Given records
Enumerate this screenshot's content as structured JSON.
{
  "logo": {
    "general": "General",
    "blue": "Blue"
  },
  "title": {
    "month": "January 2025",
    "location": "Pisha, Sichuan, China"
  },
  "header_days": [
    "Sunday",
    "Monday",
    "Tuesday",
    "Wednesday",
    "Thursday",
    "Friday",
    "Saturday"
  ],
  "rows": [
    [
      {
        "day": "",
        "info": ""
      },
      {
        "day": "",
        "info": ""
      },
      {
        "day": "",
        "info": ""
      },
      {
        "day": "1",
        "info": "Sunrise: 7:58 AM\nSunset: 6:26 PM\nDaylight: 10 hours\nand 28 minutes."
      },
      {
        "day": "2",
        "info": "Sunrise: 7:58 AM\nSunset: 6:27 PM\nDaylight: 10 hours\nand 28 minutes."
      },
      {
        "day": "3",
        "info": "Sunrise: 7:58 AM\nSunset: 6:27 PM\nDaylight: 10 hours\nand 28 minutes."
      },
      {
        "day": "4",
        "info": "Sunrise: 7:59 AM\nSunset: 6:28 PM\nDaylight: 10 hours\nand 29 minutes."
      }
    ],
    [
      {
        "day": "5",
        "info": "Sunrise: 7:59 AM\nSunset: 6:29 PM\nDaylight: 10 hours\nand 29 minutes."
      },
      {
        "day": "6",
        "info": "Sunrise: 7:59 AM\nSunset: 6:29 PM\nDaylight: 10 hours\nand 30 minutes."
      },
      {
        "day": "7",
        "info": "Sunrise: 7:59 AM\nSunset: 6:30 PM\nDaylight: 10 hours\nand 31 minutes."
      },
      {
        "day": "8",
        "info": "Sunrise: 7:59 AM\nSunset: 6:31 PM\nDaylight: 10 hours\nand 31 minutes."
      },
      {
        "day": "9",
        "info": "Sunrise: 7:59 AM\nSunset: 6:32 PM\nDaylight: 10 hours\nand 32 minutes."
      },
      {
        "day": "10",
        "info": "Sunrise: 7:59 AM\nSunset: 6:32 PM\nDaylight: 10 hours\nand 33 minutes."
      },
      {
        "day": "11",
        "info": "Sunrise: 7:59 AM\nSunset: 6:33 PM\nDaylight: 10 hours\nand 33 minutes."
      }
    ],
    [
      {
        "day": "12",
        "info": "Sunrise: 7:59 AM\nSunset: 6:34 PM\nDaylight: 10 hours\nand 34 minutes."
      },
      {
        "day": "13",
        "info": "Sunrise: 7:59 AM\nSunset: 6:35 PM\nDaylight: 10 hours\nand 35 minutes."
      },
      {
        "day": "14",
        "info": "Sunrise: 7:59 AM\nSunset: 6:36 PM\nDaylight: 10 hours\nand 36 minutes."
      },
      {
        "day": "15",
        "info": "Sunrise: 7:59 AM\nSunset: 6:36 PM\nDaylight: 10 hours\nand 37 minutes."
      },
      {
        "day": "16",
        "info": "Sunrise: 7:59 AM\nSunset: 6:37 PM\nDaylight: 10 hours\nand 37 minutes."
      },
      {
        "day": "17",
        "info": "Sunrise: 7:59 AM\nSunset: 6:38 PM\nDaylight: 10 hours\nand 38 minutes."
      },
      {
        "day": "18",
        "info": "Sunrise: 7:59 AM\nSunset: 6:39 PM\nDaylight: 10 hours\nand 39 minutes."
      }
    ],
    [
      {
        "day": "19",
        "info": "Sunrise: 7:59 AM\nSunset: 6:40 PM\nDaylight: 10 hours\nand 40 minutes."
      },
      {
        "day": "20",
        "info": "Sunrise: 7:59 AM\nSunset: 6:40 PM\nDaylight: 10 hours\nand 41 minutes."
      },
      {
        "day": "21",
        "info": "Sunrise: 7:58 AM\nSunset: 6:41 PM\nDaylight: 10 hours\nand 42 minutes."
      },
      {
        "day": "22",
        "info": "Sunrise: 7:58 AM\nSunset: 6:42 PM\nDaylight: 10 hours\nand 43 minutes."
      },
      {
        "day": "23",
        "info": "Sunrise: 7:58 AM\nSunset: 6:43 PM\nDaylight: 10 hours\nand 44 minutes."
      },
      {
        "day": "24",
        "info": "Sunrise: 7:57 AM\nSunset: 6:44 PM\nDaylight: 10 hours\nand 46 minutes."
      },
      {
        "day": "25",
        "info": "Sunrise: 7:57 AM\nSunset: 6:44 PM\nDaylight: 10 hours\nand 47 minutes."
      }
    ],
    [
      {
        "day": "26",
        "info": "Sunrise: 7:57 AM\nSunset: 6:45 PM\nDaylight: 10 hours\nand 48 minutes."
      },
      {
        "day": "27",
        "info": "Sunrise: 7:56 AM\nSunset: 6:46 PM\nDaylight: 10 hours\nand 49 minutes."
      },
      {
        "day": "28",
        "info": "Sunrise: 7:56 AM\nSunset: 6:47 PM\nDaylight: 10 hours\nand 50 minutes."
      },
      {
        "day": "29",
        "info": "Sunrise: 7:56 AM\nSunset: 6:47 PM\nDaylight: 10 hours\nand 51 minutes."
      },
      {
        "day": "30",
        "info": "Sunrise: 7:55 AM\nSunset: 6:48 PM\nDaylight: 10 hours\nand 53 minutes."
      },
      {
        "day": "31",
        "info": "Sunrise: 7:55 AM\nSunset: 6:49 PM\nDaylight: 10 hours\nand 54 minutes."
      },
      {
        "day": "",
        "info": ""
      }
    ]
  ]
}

Exercise directions
Reproduce the entries above in full by retyping them exactly.

Result of the exercise
Enumerate this screenshot's content as structured JSON.
{
  "logo": {
    "general": "General",
    "blue": "Blue"
  },
  "title": {
    "month": "January 2025",
    "location": "Pisha, Sichuan, China"
  },
  "header_days": [
    "Sunday",
    "Monday",
    "Tuesday",
    "Wednesday",
    "Thursday",
    "Friday",
    "Saturday"
  ],
  "rows": [
    [
      {
        "day": "",
        "info": ""
      },
      {
        "day": "",
        "info": ""
      },
      {
        "day": "",
        "info": ""
      },
      {
        "day": "1",
        "info": "Sunrise: 7:58 AM\nSunset: 6:26 PM\nDaylight: 10 hours\nand 28 minutes."
      },
      {
        "day": "2",
        "info": "Sunrise: 7:58 AM\nSunset: 6:27 PM\nDaylight: 10 hours\nand 28 minutes."
      },
      {
        "day": "3",
        "info": "Sunrise: 7:58 AM\nSunset: 6:27 PM\nDaylight: 10 hours\nand 28 minutes."
      },
      {
        "day": "4",
        "info": "Sunrise: 7:59 AM\nSunset: 6:28 PM\nDaylight: 10 hours\nand 29 minutes."
      }
    ],
    [
      {
        "day": "5",
        "info": "Sunrise: 7:59 AM\nSunset: 6:29 PM\nDaylight: 10 hours\nand 29 minutes."
      },
      {
        "day": "6",
        "info": "Sunrise: 7:59 AM\nSunset: 6:29 PM\nDaylight: 10 hours\nand 30 minutes."
      },
      {
        "day": "7",
        "info": "Sunrise: 7:59 AM\nSunset: 6:30 PM\nDaylight: 10 hours\nand 31 minutes."
      },
      {
        "day": "8",
        "info": "Sunrise: 7:59 AM\nSunset: 6:31 PM\nDaylight: 10 hours\nand 31 minutes."
      },
      {
        "day": "9",
        "info": "Sunrise: 7:59 AM\nSunset: 6:32 PM\nDaylight: 10 hours\nand 32 minutes."
      },
      {
        "day": "10",
        "info": "Sunrise: 7:59 AM\nSunset: 6:32 PM\nDaylight: 10 hours\nand 33 minutes."
      },
      {
        "day": "11",
        "info": "Sunrise: 7:59 AM\nSunset: 6:33 PM\nDaylight: 10 hours\nand 33 minutes."
      }
    ],
    [
      {
        "day": "12",
        "info": "Sunrise: 7:59 AM\nSunset: 6:34 PM\nDaylight: 10 hours\nand 34 minutes."
      },
      {
        "day": "13",
        "info": "Sunrise: 7:59 AM\nSunset: 6:35 PM\nDaylight: 10 hours\nand 35 minutes."
      },
      {
        "day": "14",
        "info": "Sunrise: 7:59 AM\nSunset: 6:36 PM\nDaylight: 10 hours\nand 36 minutes."
      },
      {
        "day": "15",
        "info": "Sunrise: 7:59 AM\nSunset: 6:36 PM\nDaylight: 10 hours\nand 37 minutes."
      },
      {
        "day": "16",
        "info": "Sunrise: 7:59 AM\nSunset: 6:37 PM\nDaylight: 10 hours\nand 37 minutes."
      },
      {
        "day": "17",
        "info": "Sunrise: 7:59 AM\nSunset: 6:38 PM\nDaylight: 10 hours\nand 38 minutes."
      },
      {
        "day": "18",
        "info": "Sunrise: 7:59 AM\nSunset: 6:39 PM\nDaylight: 10 hours\nand 39 minutes."
      }
    ],
    [
      {
        "day": "19",
        "info": "Sunrise: 7:59 AM\nSunset: 6:40 PM\nDaylight: 10 hours\nand 40 minutes."
      },
      {
        "day": "20",
        "info": "Sunrise: 7:59 AM\nSunset: 6:40 PM\nDaylight: 10 hours\nand 41 minutes."
      },
      {
        "day": "21",
        "info": "Sunrise: 7:58 AM\nSunset: 6:41 PM\nDaylight: 10 hours\nand 42 minutes."
      },
      {
        "day": "22",
        "info": "Sunrise: 7:58 AM\nSunset: 6:42 PM\nDaylight: 10 hours\nand 43 minutes."
      },
      {
        "day": "23",
        "info": "Sunrise: 7:58 AM\nSunset: 6:43 PM\nDaylight: 10 hours\nand 44 minutes."
      },
      {
        "day": "24",
        "info": "Sunrise: 7:57 AM\nSunset: 6:44 PM\nDaylight: 10 hours\nand 46 minutes."
      },
      {
        "day": "25",
        "info": "Sunrise: 7:57 AM\nSunset: 6:44 PM\nDaylight: 10 hours\nand 47 minutes."
      }
    ],
    [
      {
        "day": "26",
        "info": "Sunrise: 7:57 AM\nSunset: 6:45 PM\nDaylight: 10 hours\nand 48 minutes."
      },
      {
        "day": "27",
        "info": "Sunrise: 7:56 AM\nSunset: 6:46 PM\nDaylight: 10 hours\nand 49 minutes."
      },
      {
        "day": "28",
        "info": "Sunrise: 7:56 AM\nSunset: 6:47 PM\nDaylight: 10 hours\nand 50 minutes."
      },
      {
        "day": "29",
        "info": "Sunrise: 7:56 AM\nSunset: 6:47 PM\nDaylight: 10 hours\nand 51 minutes."
      },
      {
        "day": "30",
        "info": "Sunrise: 7:55 AM\nSunset: 6:48 PM\nDaylight: 10 hours\nand 53 minutes."
      },
      {
        "day": "31",
        "info": "Sunrise: 7:55 AM\nSunset: 6:49 PM\nDaylight: 10 hours\nand 54 minutes."
      },
      {
        "day": "",
        "info": ""
      }
    ]
  ]
}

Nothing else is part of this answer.